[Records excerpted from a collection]
[Begin]

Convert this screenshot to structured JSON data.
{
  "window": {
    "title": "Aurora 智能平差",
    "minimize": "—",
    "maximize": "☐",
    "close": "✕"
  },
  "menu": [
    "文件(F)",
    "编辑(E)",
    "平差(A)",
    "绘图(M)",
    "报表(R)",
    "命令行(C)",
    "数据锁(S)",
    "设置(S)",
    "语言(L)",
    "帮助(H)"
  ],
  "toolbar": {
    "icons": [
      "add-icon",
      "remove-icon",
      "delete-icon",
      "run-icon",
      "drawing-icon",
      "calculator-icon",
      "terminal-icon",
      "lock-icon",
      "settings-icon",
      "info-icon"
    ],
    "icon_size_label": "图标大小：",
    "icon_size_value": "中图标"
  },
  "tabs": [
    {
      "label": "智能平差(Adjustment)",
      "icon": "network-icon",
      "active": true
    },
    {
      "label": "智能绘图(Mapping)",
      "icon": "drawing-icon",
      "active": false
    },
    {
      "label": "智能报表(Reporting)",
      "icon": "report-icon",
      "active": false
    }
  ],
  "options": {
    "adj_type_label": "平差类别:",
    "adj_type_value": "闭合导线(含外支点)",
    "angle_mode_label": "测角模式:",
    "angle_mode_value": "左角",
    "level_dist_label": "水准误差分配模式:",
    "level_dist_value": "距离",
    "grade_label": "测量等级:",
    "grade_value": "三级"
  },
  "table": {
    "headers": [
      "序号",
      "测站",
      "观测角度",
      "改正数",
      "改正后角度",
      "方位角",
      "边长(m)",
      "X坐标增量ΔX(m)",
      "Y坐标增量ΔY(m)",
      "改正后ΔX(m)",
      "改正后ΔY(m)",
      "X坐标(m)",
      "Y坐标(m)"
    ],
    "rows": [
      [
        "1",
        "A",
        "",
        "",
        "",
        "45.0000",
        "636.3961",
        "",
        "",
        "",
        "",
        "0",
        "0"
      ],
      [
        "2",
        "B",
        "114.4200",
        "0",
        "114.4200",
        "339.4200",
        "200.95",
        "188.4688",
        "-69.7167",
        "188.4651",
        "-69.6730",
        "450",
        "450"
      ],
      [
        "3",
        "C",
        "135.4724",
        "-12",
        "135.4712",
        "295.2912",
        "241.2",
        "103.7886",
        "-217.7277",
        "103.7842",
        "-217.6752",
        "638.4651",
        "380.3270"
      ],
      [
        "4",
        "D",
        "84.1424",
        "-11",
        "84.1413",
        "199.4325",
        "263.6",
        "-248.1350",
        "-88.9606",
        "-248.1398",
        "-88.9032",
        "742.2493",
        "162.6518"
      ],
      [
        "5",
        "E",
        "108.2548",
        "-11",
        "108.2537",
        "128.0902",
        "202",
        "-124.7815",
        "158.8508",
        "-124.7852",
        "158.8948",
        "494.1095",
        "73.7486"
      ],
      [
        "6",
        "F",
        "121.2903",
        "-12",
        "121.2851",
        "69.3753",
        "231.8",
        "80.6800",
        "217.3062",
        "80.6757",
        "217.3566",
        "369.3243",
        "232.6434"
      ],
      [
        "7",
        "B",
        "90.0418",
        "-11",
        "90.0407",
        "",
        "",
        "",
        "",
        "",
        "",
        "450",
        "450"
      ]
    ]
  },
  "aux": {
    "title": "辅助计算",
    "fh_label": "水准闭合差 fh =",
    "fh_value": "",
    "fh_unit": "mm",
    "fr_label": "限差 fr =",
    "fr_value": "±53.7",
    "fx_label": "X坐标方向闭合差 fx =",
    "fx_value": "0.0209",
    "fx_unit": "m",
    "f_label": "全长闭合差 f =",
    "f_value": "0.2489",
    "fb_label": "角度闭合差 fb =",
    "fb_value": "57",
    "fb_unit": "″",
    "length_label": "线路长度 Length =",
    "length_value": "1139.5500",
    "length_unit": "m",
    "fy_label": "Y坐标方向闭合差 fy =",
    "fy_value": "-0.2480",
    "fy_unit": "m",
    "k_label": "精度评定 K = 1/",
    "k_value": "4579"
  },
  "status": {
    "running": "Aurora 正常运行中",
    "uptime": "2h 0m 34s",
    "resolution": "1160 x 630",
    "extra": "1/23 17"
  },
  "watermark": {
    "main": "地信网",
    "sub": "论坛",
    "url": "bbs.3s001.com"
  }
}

[End]

> **PROMPT**
Print all the data exactly.

> **SOLUTION TO THE EXERCISE**
Convert this screenshot to structured JSON data.
{
  "window": {
    "title": "Aurora 智能平差",
    "minimize": "—",
    "maximize": "☐",
    "close": "✕"
  },
  "menu": [
    "文件(F)",
    "编辑(E)",
    "平差(A)",
    "绘图(M)",
    "报表(R)",
    "命令行(C)",
    "数据锁(S)",
    "设置(S)",
    "语言(L)",
    "帮助(H)"
  ],
  "toolbar": {
    "icons": [
      "add-icon",
      "remove-icon",
      "delete-icon",
      "run-icon",
      "drawing-icon",
      "calculator-icon",
      "terminal-icon",
      "lock-icon",
      "settings-icon",
      "info-icon"
    ],
    "icon_size_label": "图标大小：",
    "icon_size_value": "中图标"
  },
  "tabs": [
    {
      "label": "智能平差(Adjustment)",
      "icon": "network-icon",
      "active": true
    },
    {
      "label": "智能绘图(Mapping)",
      "icon": "drawing-icon",
      "active": false
    },
    {
      "label": "智能报表(Reporting)",
      "icon": "report-icon",
      "active": false
    }
  ],
  "options": {
    "adj_type_label": "平差类别:",
    "adj_type_value": "闭合导线(含外支点)",
    "angle_mode_label": "测角模式:",
    "angle_mode_value": "左角",
    "level_dist_label": "水准误差分配模式:",
    "level_dist_value": "距离",
    "grade_label": "测量等级:",
    "grade_value": "三级"
  },
  "table": {
    "headers": [
      "序号",
      "测站",
      "观测角度",
      "改正数",
      "改正后角度",
      "方位角",
      "边长(m)",
      "X坐标增量ΔX(m)",
      "Y坐标增量ΔY(m)",
      "改正后ΔX(m)",
      "改正后ΔY(m)",
      "X坐标(m)",
      "Y坐标(m)"
    ],
    "rows": [
      [
        "1",
        "A",
        "",
        "",
        "",
        "45.0000",
        "636.3961",
        "",
        "",
        "",
        "",
        "0",
        "0"
      ],
      [
        "2",
        "B",
        "114.4200",
        "0",
        "114.4200",
        "339.4200",
        "200.95",
        "188.4688",
        "-69.7167",
        "188.4651",
        "-69.6730",
        "450",
        "450"
      ],
      [
        "3",
        "C",
        "135.4724",
        "-12",
        "135.4712",
        "295.2912",
        "241.2",
        "103.7886",
        "-217.7277",
        "103.7842",
        "-217.6752",
        "638.4651",
        "380.3270"
      ],
      [
        "4",
        "D",
        "84.1424",
        "-11",
        "84.1413",
        "199.4325",
        "263.6",
        "-248.1350",
        "-88.9606",
        "-248.1398",
        "-88.9032",
        "742.2493",
        "162.6518"
      ],
      [
        "5",
        "E",
        "108.2548",
        "-11",
        "108.2537",
        "128.0902",
        "202",
        "-124.7815",
        "158.8508",
        "-124.7852",
        "158.8948",
        "494.1095",
        "73.7486"
      ],
      [
        "6",
        "F",
        "121.2903",
        "-12",
        "121.2851",
        "69.3753",
        "231.8",
        "80.6800",
        "217.3062",
        "80.6757",
        "217.3566",
        "369.3243",
        "232.6434"
      ],
      [
        "7",
        "B",
        "90.0418",
        "-11",
        "90.0407",
        "",
        "",
        "",
        "",
        "",
        "",
        "450",
        "450"
      ]
    ]
  },
  "aux": {
    "title": "辅助计算",
    "fh_label": "水准闭合差 fh =",
    "fh_value": "",
    "fh_unit": "mm",
    "fr_label": "限差 fr =",
    "fr_value": "±53.7",
    "fx_label": "X坐标方向闭合差 fx =",
    "fx_value": "0.0209",
    "fx_unit": "m",
    "f_label": "全长闭合差 f =",
    "f_value": "0.2489",
    "fb_label": "角度闭合差 fb =",
    "fb_value": "57",
    "fb_unit": "″",
    "length_label": "线路长度 Length =",
    "length_value": "1139.5500",
    "length_unit": "m",
    "fy_label": "Y坐标方向闭合差 fy =",
    "fy_value": "-0.2480",
    "fy_unit": "m",
    "k_label": "精度评定 K = 1/",
    "k_value": "4579"
  },
  "status": {
    "running": "Aurora 正常运行中",
    "uptime": "2h 0m 34s",
    "resolution": "1160 x 630",
    "extra": "1/23 17"
  },
  "watermark": {
    "main": "地信网",
    "sub": "论坛",
    "url": "bbs.3s001.com"
  }
}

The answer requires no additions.